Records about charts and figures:

-- Begin --

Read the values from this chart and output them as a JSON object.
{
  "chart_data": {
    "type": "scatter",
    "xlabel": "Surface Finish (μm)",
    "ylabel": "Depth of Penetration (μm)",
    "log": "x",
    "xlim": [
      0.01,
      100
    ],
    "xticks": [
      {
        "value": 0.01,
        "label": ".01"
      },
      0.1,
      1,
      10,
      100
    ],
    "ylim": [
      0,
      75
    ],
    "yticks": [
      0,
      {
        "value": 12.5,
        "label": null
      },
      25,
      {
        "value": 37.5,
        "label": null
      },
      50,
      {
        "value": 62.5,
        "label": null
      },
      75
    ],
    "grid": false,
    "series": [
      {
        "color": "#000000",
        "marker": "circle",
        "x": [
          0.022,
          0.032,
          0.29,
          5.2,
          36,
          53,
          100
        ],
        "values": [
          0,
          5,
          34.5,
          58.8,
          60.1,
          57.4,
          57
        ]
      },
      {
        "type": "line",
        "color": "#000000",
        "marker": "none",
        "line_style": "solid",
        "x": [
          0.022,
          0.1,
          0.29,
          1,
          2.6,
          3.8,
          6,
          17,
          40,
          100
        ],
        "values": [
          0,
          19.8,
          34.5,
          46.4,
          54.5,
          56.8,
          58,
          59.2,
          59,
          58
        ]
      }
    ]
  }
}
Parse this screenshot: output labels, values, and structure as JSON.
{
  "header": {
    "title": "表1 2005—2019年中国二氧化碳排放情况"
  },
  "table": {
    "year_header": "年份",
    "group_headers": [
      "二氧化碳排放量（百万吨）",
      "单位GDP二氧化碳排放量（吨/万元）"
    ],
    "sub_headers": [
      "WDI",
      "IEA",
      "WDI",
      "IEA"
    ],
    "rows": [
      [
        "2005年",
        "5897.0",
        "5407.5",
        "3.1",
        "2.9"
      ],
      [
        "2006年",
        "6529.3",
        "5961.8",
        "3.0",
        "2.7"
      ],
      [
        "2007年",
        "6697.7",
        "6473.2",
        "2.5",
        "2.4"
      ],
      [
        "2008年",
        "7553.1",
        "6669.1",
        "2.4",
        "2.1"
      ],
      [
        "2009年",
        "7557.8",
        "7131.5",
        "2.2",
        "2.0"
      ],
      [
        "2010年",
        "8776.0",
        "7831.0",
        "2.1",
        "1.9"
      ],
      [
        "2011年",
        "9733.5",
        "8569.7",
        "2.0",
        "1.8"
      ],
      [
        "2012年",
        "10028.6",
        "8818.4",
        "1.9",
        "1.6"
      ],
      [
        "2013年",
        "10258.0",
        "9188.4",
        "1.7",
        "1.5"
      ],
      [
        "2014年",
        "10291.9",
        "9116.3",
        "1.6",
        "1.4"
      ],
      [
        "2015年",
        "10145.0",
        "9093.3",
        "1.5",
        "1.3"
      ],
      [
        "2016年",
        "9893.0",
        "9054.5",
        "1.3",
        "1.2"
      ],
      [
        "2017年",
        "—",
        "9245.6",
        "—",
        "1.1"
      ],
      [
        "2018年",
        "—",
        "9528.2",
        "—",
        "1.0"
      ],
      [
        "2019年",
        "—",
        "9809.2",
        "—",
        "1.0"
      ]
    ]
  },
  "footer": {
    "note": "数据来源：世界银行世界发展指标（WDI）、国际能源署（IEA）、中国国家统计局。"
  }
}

-- End --

▶ **PROBLEM REQUIREMENTS**
Work out how many lines of the listing above include "output". Answer with the number and nothing more.

▶ **ANSWER BELOW**
2